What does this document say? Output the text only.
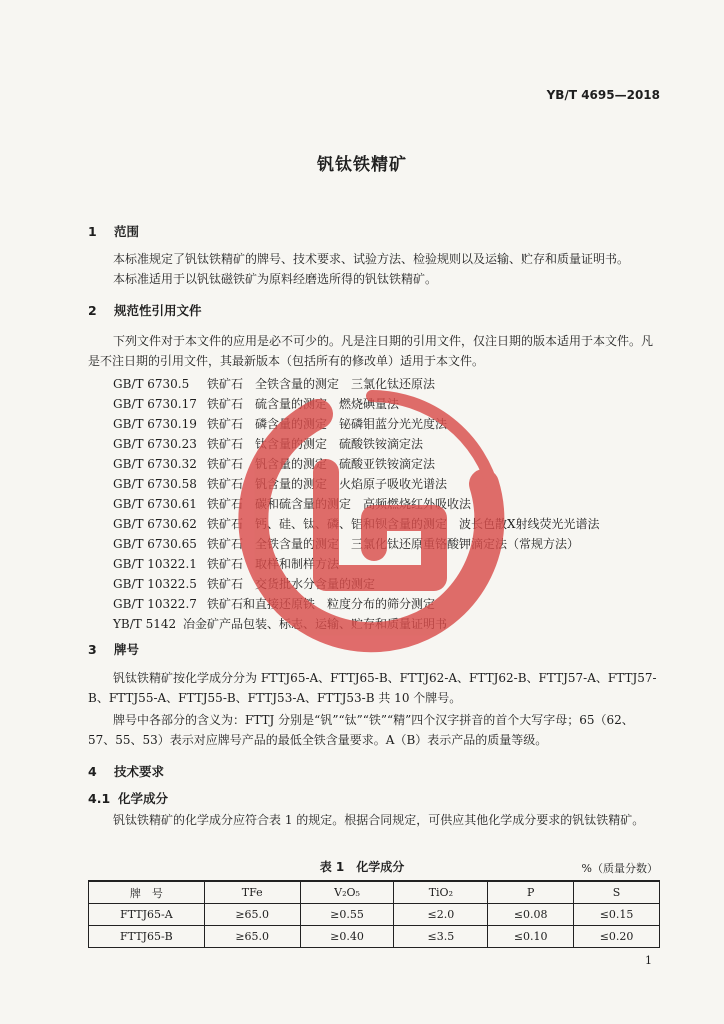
YB/T 4695—2018
钒钛铁精矿
1 范围
本标准规定了钒钛铁精矿的牌号、技术要求、试验方法、检验规则以及运输、贮存和质量证明书。
本标准适用于以钒钛磁铁矿为原料经磨选所得的钒钛铁精矿。
2 规范性引用文件
下列文件对于本文件的应用是必不可少的。凡是注日期的引用文件，仅注日期的版本适用于本文件。凡是不注日期的引用文件，其最新版本（包括所有的修改单）适用于本文件。
GB/T 6730.5 铁矿石　全铁含量的测定　三氯化钛还原法
GB/T 6730.17 铁矿石　硫含量的测定　燃烧碘量法
GB/T 6730.19 铁矿石　磷含量的测定　铋磷钼蓝分光光度法
GB/T 6730.23 铁矿石　钛含量的测定　硫酸铁铵滴定法
GB/T 6730.32 铁矿石　钒含量的测定　硫酸亚铁铵滴定法
GB/T 6730.58 铁矿石　钒含量的测定　火焰原子吸收光谱法
GB/T 6730.61 铁矿石　碳和硫含量的测定　高频燃烧红外吸收法
GB/T 6730.62 铁矿石　钙、硅、钛、磷、铝和钡含量的测定　波长色散X射线荧光光谱法
GB/T 6730.65 铁矿石　全铁含量的测定　三氯化钛还原重铬酸钾滴定法（常规方法）
GB/T 10322.1 铁矿石　取样和制样方法
GB/T 10322.5 铁矿石　交货批水分含量的测定
GB/T 10322.7 铁矿石和直接还原铁　粒度分布的筛分测定
YB/T 5142 冶金矿产品包装、标志、运输、贮存和质量证明书
3 牌号
钒钛铁精矿按化学成分分为 FTTJ65-A、FTTJ65-B、FTTJ62-A、FTTJ62-B、FTTJ57-A、FTTJ57-B、FTTJ55-A、FTTJ55-B、FTTJ53-A、FTTJ53-B 共 10 个牌号。
牌号中各部分的含义为：FTTJ 分别是“钒”“钛”“铁”“精”四个汉字拼音的首个大写字母；65（62、57、55、53）表示对应牌号产品的最低全铁含量要求。A（B）表示产品的质量等级。
4 技术要求
4.1 化学成分
钒钛铁精矿的化学成分应符合表 1 的规定。根据合同规定，可供应其他化学成分要求的钒钛铁精矿。
表 1　化学成分	%（质量分数）
牌　号	TFe	V₂O₅	TiO₂	P	S
FTTJ65-A	≥65.0	≥0.55	≤2.0	≤0.08	≤0.15
FTTJ65-B	≥65.0	≥0.40	≤3.5	≤0.10	≤0.20
1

◆ Stated goal ◆
Copy out every line of the material above exactly, skipping the pictures.

◆ Result of the exercise ◆
What does this document say? Output the text only.
YB/T 4695—2018
钒钛铁精矿
1 范围
本标准规定了钒钛铁精矿的牌号、技术要求、试验方法、检验规则以及运输、贮存和质量证明书。
本标准适用于以钒钛磁铁矿为原料经磨选所得的钒钛铁精矿。
2 规范性引用文件
下列文件对于本文件的应用是必不可少的。凡是注日期的引用文件，仅注日期的版本适用于本文件。凡是不注日期的引用文件，其最新版本（包括所有的修改单）适用于本文件。
GB/T 6730.5 铁矿石　全铁含量的测定　三氯化钛还原法
GB/T 6730.17 铁矿石　硫含量的测定　燃烧碘量法
GB/T 6730.19 铁矿石　磷含量的测定　铋磷钼蓝分光光度法
GB/T 6730.23 铁矿石　钛含量的测定　硫酸铁铵滴定法
GB/T 6730.32 铁矿石　钒含量的测定　硫酸亚铁铵滴定法
GB/T 6730.58 铁矿石　钒含量的测定　火焰原子吸收光谱法
GB/T 6730.61 铁矿石　碳和硫含量的测定　高频燃烧红外吸收法
GB/T 6730.62 铁矿石　钙、硅、钛、磷、铝和钡含量的测定　波长色散X射线荧光光谱法
GB/T 6730.65 铁矿石　全铁含量的测定　三氯化钛还原重铬酸钾滴定法（常规方法）
GB/T 10322.1 铁矿石　取样和制样方法
GB/T 10322.5 铁矿石　交货批水分含量的测定
GB/T 10322.7 铁矿石和直接还原铁　粒度分布的筛分测定
YB/T 5142 冶金矿产品包装、标志、运输、贮存和质量证明书
3 牌号
钒钛铁精矿按化学成分分为 FTTJ65-A、FTTJ65-B、FTTJ62-A、FTTJ62-B、FTTJ57-A、FTTJ57-B、FTTJ55-A、FTTJ55-B、FTTJ53-A、FTTJ53-B 共 10 个牌号。
牌号中各部分的含义为：FTTJ 分别是“钒”“钛”“铁”“精”四个汉字拼音的首个大写字母；65（62、57、55、53）表示对应牌号产品的最低全铁含量要求。A（B）表示产品的质量等级。
4 技术要求
4.1 化学成分
钒钛铁精矿的化学成分应符合表 1 的规定。根据合同规定，可供应其他化学成分要求的钒钛铁精矿。
表 1　化学成分	%（质量分数）
牌　号	TFe	V₂O₅	TiO₂	P	S
FTTJ65-A	≥65.0	≥0.55	≤2.0	≤0.08	≤0.15
FTTJ65-B	≥65.0	≥0.40	≤3.5	≤0.10	≤0.20
1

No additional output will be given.